# WHAT IS BEING ASKED:
Show all lines from the data that include the word "gift".

----

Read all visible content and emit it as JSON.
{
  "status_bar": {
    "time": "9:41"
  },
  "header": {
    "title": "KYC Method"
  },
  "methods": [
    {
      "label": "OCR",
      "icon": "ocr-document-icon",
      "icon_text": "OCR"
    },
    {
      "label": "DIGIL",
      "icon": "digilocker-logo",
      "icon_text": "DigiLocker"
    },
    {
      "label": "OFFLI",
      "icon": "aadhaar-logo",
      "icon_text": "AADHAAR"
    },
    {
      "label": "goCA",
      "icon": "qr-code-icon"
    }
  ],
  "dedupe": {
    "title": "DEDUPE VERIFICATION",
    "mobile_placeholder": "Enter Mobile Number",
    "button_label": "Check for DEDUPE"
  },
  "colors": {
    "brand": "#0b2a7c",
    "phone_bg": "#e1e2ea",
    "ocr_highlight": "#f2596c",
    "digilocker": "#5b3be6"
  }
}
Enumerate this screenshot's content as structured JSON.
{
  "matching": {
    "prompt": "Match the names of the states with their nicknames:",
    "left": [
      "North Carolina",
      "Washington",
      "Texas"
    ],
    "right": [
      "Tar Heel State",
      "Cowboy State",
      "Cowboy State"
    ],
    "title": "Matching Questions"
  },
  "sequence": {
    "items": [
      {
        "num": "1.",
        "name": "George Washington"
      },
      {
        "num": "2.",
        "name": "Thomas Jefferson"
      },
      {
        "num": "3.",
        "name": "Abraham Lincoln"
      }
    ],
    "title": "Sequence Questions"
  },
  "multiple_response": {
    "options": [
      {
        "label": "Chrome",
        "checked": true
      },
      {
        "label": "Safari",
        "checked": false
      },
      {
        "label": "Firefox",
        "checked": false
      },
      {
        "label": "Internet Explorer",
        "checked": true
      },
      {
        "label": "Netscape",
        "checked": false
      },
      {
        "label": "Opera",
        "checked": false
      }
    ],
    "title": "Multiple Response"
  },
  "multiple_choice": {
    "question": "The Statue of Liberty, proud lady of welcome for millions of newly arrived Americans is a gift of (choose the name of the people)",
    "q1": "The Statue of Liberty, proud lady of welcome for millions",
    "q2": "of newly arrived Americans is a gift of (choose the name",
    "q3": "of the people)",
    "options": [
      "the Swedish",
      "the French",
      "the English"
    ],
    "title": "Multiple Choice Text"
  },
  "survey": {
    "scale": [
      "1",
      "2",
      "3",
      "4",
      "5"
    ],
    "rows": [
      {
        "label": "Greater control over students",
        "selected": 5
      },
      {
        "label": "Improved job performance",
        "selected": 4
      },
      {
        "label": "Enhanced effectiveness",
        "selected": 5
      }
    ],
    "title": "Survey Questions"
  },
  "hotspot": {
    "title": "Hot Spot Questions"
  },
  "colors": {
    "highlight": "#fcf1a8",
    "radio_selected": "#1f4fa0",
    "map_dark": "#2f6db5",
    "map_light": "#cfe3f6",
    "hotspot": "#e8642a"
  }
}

----

# EXERCISE OUTPUT:
    "question": "The Statue of Liberty, proud lady of welcome for millions of newly arrived Americans is a gift of (choose the name of the people)",
    "q2": "of newly arrived Americans is a gift of (choose the name",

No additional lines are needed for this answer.